[WHAT YOU ARE ASKED TO DO] Draw out every line with the word "name" from the listing below.

[DATASET]
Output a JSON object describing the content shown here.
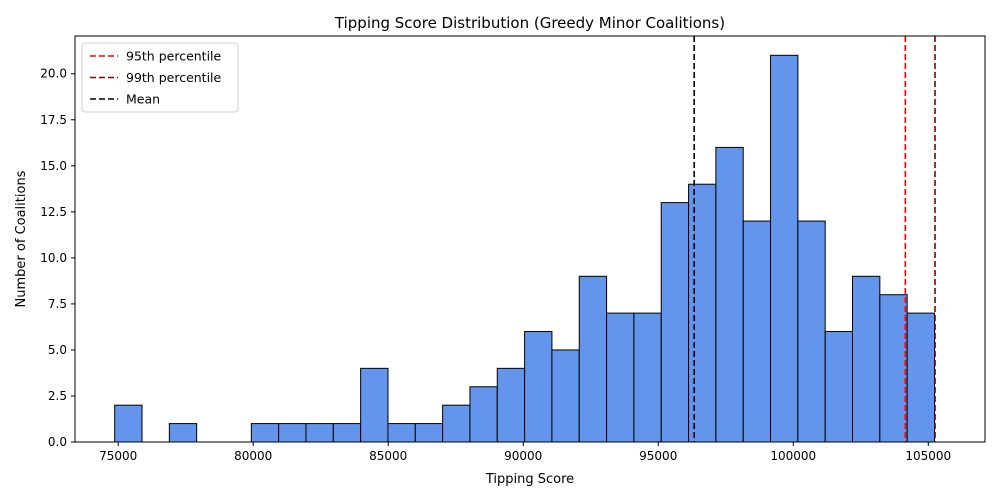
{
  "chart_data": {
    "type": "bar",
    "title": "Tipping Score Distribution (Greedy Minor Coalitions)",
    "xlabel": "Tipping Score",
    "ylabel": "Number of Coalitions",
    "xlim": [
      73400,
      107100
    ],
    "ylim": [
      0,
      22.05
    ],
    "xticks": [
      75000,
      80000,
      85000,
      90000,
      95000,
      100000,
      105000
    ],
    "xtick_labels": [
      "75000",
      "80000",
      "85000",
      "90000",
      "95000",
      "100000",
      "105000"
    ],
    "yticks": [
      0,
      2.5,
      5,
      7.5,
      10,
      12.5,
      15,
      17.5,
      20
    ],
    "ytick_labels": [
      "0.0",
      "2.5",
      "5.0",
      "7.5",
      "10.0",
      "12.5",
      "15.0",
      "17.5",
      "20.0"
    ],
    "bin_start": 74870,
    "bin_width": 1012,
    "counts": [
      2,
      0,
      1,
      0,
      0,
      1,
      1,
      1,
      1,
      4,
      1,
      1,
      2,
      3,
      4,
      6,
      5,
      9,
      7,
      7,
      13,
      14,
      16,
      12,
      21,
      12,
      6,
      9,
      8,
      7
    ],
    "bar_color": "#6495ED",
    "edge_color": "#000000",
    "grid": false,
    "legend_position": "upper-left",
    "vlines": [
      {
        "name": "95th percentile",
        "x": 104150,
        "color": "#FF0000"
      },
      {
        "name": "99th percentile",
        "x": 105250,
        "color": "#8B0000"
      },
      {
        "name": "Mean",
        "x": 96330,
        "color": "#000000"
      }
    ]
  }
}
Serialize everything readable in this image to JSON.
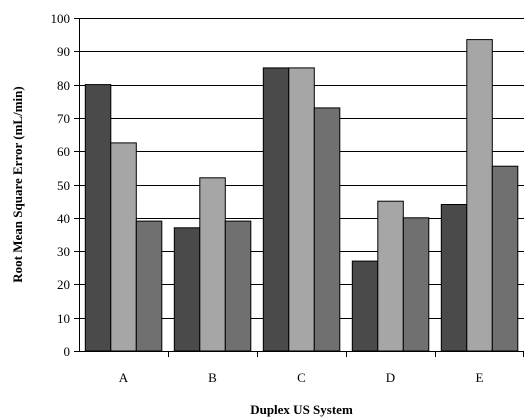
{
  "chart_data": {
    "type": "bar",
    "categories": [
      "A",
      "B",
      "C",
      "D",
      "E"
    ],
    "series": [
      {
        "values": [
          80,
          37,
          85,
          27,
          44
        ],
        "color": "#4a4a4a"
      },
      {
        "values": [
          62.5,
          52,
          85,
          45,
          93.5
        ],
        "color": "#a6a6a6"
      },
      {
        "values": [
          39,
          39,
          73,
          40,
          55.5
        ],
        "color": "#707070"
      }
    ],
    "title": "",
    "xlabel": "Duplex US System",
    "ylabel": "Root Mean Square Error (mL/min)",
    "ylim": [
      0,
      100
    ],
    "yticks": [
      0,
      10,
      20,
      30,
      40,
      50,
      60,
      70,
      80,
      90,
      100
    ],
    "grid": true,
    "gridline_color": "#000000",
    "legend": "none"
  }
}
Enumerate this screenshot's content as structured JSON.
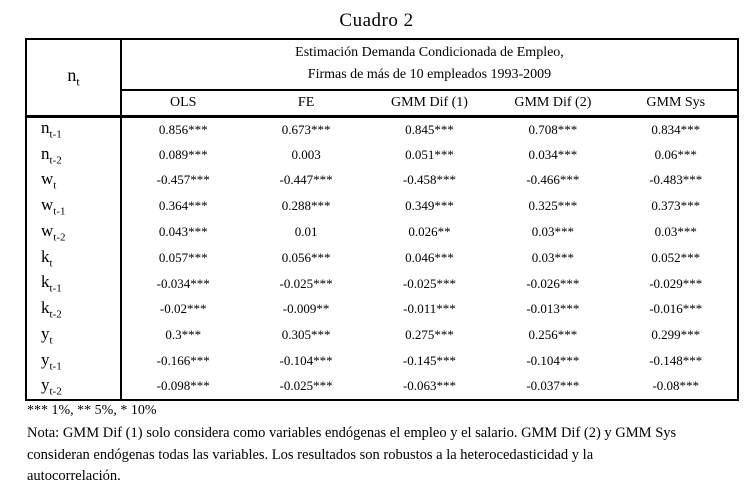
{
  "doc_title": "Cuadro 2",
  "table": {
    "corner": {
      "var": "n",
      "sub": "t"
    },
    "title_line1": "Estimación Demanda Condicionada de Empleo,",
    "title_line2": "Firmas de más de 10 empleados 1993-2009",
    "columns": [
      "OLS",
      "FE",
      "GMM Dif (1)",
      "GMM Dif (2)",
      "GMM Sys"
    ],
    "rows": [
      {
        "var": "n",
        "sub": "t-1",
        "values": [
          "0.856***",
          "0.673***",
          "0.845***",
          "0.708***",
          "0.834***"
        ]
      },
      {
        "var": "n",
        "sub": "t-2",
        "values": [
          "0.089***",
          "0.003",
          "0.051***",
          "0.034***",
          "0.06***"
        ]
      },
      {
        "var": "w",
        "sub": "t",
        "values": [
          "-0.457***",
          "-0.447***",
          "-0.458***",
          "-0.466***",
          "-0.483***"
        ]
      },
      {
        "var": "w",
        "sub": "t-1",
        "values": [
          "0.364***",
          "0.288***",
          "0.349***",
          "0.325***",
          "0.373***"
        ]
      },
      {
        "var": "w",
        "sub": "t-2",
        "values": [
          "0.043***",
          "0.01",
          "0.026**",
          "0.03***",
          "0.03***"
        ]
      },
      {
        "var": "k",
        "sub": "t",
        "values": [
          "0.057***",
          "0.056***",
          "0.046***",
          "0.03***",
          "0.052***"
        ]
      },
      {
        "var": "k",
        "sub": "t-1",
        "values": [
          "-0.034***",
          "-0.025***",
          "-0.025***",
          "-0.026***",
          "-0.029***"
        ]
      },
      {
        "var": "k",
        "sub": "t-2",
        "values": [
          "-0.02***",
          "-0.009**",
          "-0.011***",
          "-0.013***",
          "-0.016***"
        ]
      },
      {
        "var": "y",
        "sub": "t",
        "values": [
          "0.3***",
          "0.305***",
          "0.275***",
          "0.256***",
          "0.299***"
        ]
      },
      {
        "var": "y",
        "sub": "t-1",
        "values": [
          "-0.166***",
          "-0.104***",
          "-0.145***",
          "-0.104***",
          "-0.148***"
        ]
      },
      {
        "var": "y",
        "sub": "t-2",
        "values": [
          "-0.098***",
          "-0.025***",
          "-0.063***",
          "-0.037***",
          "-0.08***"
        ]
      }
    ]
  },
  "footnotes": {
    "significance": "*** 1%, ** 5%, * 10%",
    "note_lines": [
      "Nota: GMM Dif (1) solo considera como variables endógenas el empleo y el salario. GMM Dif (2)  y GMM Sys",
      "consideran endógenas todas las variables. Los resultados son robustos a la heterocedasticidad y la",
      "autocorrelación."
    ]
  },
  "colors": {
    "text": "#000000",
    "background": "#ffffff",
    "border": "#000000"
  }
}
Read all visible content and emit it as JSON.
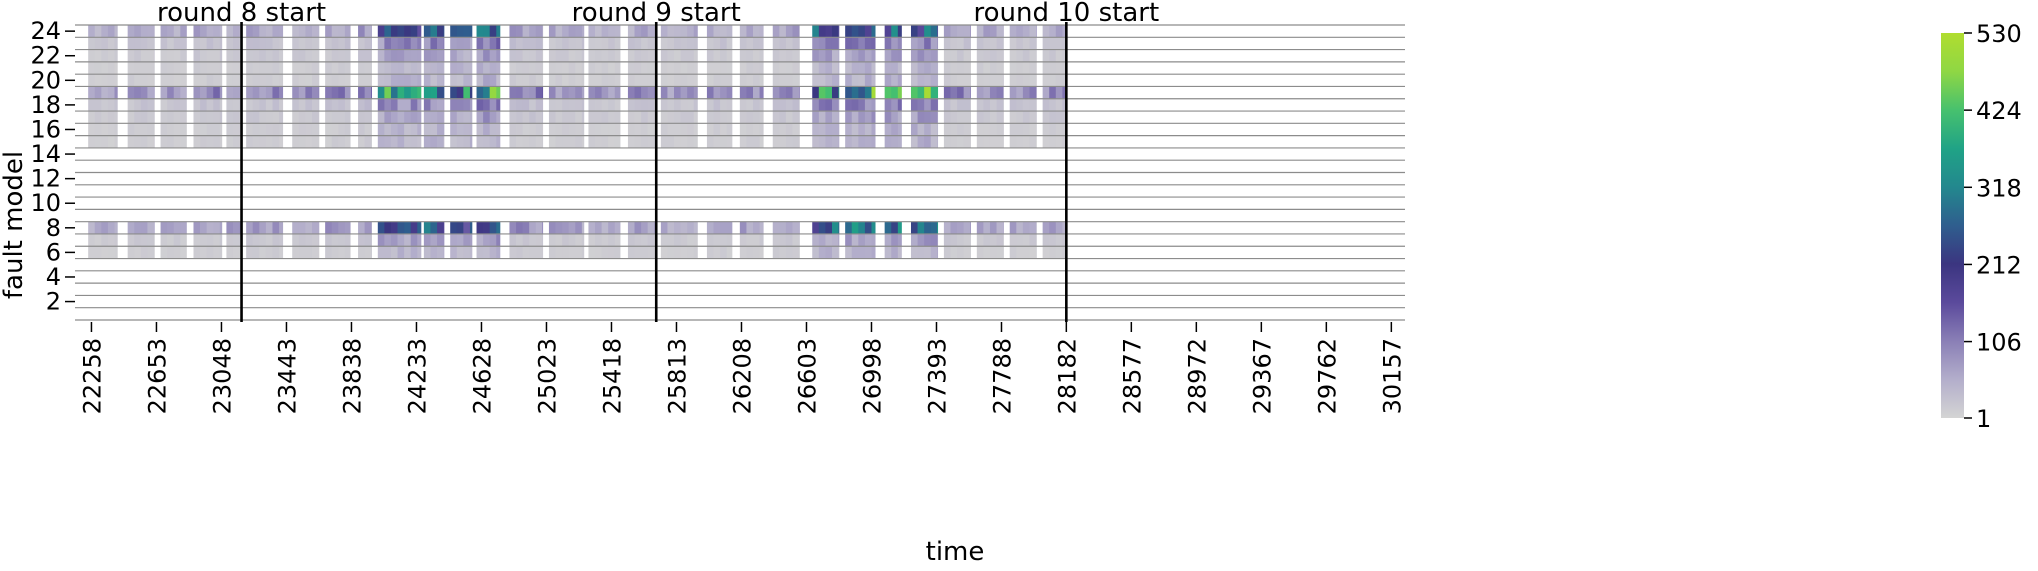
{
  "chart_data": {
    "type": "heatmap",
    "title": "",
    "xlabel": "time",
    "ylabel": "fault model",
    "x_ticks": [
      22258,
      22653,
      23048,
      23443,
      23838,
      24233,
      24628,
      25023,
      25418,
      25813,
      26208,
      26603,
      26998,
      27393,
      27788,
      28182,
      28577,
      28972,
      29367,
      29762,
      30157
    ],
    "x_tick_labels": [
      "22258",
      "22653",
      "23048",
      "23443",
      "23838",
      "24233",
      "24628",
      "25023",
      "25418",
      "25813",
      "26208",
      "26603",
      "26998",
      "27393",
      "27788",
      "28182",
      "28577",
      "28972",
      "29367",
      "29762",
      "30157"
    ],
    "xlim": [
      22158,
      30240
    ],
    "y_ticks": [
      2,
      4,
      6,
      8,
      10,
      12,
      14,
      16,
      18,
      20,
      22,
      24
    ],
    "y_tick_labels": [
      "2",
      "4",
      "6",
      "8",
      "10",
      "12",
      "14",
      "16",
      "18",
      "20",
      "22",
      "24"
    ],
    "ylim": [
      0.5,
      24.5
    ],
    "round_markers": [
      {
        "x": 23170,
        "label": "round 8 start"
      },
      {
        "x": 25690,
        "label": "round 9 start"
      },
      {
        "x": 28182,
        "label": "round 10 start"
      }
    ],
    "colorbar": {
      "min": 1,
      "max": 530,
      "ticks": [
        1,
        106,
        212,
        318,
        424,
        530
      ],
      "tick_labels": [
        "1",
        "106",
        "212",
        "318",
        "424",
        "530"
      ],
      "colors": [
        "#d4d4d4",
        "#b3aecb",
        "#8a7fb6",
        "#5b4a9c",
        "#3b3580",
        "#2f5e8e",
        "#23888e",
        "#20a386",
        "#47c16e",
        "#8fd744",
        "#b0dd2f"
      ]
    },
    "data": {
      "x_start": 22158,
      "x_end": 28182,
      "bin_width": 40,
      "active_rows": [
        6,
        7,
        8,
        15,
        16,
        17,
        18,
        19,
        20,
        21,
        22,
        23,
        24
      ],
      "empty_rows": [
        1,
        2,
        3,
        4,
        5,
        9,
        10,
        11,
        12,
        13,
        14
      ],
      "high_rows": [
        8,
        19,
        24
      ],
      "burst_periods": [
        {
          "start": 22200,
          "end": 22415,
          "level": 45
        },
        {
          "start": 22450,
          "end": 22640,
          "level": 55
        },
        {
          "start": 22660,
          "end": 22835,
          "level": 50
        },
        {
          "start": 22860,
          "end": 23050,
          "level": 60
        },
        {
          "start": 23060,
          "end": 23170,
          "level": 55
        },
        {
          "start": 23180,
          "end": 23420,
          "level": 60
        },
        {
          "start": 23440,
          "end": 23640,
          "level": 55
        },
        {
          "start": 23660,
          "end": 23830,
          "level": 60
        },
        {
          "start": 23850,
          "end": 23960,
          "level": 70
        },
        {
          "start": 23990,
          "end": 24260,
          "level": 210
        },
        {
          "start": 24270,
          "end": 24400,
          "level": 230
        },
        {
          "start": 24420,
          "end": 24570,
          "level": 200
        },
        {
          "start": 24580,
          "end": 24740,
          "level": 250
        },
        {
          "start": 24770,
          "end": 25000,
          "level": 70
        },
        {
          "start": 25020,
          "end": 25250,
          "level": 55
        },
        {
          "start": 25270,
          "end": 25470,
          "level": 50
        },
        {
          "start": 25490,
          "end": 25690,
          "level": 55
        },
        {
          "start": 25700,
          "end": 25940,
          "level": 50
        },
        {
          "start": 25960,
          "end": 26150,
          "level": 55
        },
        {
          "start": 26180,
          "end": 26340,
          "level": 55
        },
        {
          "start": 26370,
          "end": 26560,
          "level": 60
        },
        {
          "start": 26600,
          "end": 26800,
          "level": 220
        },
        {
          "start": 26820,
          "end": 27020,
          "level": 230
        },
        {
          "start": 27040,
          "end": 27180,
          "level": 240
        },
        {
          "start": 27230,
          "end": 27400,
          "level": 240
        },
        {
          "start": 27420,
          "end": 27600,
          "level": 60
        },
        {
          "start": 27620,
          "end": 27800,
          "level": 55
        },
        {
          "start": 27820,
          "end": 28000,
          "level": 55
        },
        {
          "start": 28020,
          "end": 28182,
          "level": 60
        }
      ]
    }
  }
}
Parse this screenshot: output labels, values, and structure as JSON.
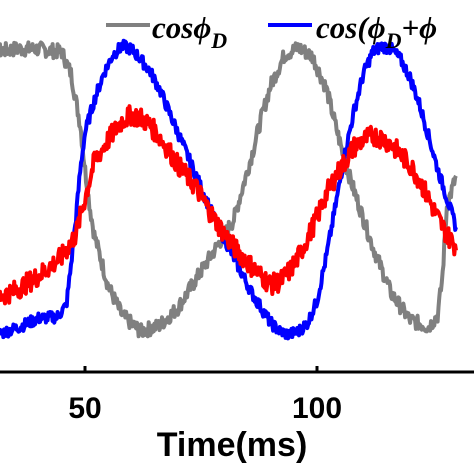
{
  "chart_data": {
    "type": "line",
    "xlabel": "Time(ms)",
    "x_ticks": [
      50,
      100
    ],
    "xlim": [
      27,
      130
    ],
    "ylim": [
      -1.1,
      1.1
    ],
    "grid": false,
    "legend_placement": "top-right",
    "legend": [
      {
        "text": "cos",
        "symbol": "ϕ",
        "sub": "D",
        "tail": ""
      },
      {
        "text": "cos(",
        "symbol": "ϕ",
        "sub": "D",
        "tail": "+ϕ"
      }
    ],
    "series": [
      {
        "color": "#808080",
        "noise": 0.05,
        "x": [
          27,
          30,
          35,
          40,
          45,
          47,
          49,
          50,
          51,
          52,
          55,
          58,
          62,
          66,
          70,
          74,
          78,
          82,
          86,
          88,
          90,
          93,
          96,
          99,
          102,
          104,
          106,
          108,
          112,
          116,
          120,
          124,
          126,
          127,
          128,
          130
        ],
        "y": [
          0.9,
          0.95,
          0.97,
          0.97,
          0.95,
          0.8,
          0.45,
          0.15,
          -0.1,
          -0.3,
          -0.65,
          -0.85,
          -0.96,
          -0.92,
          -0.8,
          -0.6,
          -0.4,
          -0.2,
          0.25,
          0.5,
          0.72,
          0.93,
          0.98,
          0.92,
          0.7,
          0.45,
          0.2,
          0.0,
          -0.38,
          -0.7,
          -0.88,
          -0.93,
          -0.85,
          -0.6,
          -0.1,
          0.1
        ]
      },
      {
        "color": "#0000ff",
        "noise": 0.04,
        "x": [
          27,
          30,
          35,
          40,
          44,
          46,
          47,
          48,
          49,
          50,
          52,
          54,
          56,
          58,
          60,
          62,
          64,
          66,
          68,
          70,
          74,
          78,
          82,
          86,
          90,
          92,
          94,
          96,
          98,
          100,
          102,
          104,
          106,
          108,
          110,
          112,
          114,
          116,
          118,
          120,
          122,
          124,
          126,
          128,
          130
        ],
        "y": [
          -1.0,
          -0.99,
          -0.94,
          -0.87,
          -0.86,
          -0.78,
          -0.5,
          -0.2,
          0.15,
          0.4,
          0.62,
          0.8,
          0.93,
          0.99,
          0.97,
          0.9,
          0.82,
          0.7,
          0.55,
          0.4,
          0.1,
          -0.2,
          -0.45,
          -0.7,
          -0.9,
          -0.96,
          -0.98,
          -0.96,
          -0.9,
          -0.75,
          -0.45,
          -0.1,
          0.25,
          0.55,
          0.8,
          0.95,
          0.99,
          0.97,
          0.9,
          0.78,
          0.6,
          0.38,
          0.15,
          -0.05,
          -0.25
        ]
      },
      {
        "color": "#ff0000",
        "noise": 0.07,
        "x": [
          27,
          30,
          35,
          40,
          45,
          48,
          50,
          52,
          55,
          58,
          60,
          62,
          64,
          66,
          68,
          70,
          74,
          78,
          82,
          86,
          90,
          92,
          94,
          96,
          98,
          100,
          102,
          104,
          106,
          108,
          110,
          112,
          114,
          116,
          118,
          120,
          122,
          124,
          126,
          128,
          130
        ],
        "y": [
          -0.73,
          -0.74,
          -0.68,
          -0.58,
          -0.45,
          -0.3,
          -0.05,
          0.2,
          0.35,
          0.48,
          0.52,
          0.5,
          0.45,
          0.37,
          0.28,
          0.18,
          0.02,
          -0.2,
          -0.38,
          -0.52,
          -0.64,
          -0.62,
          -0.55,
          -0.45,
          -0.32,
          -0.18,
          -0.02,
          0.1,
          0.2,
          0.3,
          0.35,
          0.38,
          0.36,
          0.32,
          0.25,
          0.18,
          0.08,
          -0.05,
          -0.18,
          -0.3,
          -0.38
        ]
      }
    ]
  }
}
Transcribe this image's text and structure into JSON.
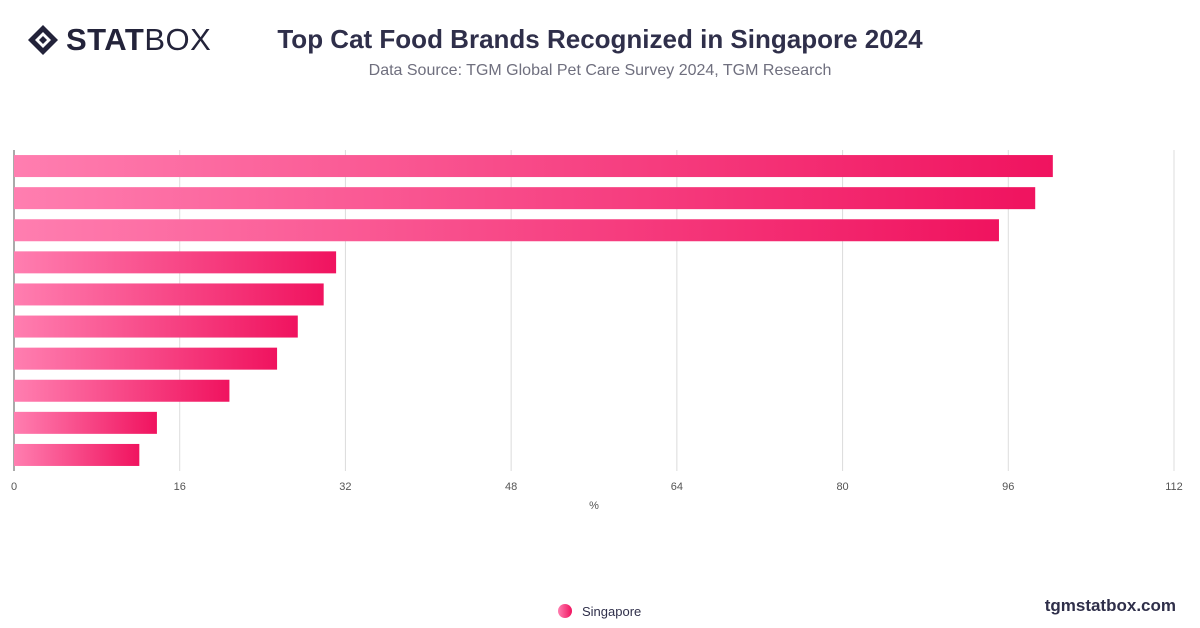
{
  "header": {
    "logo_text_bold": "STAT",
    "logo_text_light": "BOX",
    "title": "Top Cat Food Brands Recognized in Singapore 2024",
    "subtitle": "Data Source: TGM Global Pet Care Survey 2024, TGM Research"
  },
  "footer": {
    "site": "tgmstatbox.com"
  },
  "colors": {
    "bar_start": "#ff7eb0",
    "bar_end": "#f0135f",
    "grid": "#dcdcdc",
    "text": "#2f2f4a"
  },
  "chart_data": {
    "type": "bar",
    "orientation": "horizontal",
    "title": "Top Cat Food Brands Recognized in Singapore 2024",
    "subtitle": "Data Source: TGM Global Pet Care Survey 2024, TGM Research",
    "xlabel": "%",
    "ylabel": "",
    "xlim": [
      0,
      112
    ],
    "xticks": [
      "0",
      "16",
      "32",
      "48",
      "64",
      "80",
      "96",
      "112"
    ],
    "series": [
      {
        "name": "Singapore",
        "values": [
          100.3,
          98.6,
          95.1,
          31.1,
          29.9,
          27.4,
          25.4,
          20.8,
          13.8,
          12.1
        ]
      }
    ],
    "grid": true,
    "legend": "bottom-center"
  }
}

[REPLY]
        "name": "95th percentile",
        "name": "99th percentile",
        "name": "Mean",
        "name": "Singapore",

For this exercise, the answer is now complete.